#### Challenge:
Gather up every line that includes the string "Growth".

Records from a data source
— start —

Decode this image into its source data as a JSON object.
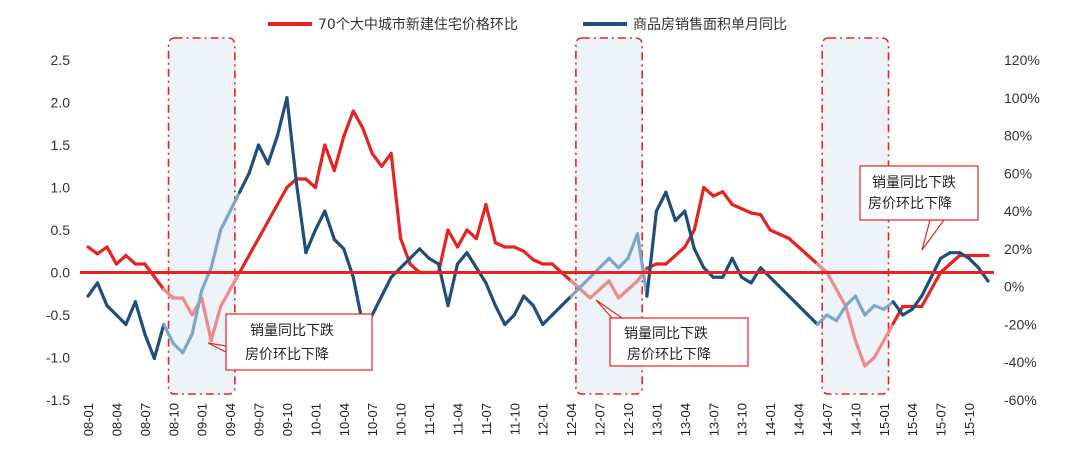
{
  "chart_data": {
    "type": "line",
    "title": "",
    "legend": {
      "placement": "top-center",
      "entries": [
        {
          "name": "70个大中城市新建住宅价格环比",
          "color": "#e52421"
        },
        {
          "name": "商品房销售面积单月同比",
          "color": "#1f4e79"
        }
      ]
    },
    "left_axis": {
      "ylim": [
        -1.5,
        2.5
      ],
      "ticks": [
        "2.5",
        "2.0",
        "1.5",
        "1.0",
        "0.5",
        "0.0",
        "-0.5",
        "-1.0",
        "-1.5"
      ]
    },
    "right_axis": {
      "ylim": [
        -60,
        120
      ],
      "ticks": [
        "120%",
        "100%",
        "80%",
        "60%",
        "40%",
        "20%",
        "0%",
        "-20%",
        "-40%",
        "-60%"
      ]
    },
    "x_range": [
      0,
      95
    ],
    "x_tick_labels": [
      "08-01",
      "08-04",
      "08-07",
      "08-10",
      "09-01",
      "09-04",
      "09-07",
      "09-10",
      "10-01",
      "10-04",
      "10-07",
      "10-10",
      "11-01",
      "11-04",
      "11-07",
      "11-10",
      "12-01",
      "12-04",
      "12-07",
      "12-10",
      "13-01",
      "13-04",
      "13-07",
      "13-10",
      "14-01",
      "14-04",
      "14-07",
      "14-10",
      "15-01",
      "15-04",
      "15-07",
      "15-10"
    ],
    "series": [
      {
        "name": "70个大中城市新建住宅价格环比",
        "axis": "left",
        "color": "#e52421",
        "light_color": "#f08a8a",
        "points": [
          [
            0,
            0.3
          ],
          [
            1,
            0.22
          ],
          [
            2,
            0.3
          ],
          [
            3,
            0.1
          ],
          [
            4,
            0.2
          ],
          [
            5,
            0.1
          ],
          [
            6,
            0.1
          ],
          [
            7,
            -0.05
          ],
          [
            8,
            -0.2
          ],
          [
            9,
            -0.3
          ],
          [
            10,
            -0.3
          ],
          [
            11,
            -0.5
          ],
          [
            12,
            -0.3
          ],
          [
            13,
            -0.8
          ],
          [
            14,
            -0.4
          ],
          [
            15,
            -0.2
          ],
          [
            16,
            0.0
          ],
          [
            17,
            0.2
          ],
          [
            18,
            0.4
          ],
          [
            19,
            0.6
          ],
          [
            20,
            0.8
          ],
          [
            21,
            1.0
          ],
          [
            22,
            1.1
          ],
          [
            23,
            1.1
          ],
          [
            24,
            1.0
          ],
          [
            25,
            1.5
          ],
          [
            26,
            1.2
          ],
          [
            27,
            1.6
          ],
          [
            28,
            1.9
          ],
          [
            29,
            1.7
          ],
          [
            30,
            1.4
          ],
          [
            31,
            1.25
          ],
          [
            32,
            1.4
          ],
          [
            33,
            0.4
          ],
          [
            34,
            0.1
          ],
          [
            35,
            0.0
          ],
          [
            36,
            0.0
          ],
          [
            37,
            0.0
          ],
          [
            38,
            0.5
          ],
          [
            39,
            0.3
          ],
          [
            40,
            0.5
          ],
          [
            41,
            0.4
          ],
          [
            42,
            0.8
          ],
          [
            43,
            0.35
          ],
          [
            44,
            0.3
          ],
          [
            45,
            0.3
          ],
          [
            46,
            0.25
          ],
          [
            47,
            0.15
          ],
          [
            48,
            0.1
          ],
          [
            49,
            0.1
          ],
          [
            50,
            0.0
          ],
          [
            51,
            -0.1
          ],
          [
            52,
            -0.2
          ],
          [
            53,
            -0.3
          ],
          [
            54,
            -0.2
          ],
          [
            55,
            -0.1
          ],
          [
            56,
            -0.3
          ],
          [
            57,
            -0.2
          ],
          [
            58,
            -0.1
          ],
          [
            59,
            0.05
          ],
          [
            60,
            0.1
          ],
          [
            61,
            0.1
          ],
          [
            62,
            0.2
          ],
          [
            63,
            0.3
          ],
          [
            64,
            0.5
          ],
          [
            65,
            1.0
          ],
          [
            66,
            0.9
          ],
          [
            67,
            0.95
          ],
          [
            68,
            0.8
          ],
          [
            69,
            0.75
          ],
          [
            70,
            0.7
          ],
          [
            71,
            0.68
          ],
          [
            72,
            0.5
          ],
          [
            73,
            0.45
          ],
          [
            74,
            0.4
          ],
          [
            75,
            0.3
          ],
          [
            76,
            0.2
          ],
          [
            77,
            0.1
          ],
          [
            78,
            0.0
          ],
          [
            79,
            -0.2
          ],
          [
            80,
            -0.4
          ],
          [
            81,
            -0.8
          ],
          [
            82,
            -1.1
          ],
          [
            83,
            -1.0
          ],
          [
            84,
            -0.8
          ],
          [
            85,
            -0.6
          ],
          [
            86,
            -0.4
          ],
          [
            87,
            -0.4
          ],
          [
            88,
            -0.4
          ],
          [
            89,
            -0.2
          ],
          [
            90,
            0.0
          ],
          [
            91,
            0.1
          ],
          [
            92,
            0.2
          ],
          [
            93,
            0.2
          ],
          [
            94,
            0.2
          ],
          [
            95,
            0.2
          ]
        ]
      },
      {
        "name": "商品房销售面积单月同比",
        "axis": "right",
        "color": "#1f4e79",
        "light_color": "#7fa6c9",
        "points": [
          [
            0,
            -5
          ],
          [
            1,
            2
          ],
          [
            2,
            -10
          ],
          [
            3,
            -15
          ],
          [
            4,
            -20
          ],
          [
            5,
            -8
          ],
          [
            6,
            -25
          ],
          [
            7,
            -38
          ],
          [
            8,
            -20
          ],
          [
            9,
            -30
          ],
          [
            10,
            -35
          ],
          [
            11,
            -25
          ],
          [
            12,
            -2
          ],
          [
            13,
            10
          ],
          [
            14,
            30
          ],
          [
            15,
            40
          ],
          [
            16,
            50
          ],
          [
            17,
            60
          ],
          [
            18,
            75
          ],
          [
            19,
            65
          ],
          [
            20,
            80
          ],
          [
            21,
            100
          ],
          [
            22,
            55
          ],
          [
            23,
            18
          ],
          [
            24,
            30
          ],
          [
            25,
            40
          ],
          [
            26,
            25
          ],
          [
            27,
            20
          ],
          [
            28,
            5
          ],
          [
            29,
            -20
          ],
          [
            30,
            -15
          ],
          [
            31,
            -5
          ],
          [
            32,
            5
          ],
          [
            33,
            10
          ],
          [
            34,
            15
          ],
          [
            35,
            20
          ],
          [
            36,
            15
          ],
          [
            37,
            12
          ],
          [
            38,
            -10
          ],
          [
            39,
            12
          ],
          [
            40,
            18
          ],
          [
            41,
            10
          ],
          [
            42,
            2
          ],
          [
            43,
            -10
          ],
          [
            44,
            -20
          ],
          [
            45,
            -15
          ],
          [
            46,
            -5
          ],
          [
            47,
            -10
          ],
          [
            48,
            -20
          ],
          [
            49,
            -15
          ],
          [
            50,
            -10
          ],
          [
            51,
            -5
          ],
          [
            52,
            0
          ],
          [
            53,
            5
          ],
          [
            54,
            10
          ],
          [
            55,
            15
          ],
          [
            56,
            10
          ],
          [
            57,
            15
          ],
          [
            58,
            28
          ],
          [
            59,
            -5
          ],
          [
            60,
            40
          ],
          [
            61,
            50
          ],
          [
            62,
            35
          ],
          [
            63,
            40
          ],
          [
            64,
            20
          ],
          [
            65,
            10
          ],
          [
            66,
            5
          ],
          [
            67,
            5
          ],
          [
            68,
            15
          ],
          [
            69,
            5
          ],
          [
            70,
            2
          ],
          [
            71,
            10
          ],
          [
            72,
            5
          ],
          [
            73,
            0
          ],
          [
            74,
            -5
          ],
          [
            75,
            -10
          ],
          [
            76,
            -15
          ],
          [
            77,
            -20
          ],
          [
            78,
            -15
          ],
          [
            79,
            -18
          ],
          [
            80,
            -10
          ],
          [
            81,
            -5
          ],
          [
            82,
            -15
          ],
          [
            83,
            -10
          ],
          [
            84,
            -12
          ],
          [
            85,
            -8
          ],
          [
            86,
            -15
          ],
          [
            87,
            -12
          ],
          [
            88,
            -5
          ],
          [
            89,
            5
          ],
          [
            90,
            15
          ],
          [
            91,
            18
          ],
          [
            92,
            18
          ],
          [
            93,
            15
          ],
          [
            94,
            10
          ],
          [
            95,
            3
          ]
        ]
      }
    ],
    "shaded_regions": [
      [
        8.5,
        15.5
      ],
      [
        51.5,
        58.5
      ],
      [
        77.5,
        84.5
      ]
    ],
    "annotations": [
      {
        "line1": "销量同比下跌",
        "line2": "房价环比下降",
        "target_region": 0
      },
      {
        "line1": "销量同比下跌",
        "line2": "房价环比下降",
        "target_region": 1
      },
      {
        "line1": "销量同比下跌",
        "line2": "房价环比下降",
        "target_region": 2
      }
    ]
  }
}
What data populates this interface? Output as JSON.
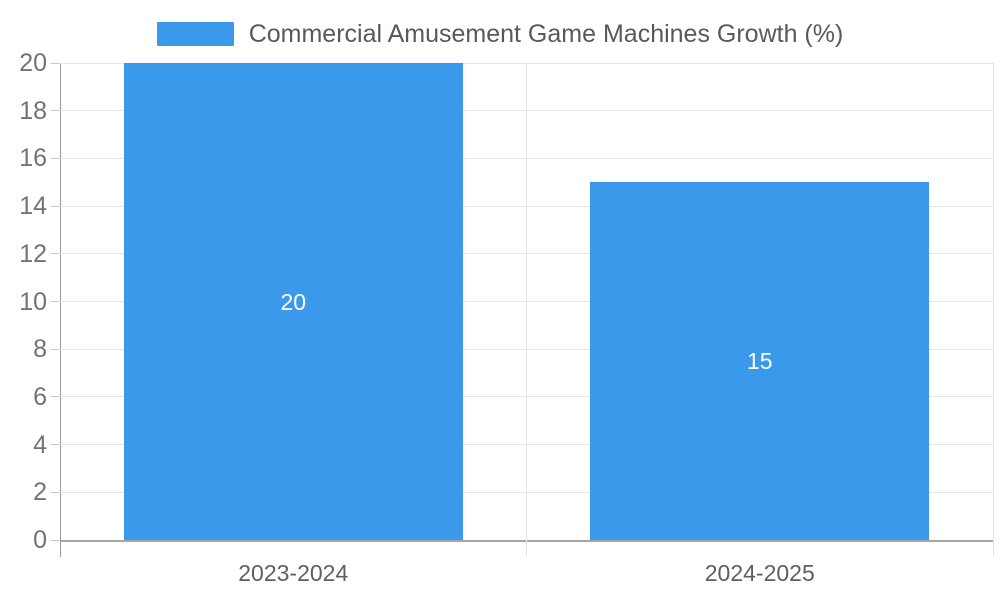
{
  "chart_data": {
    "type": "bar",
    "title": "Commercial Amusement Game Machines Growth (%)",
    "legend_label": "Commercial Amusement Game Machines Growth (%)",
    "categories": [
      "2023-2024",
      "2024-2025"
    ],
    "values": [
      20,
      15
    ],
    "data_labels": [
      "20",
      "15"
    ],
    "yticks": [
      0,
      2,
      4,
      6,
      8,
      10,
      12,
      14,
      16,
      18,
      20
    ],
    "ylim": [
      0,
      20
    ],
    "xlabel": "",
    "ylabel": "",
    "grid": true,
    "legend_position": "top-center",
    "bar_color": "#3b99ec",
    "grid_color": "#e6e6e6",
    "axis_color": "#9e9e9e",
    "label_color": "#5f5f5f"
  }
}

— end —

#### The solution:
    "title": "Commercial Amusement Game Machines Growth (%)",
    "legend_label": "Commercial Amusement Game Machines Growth (%)",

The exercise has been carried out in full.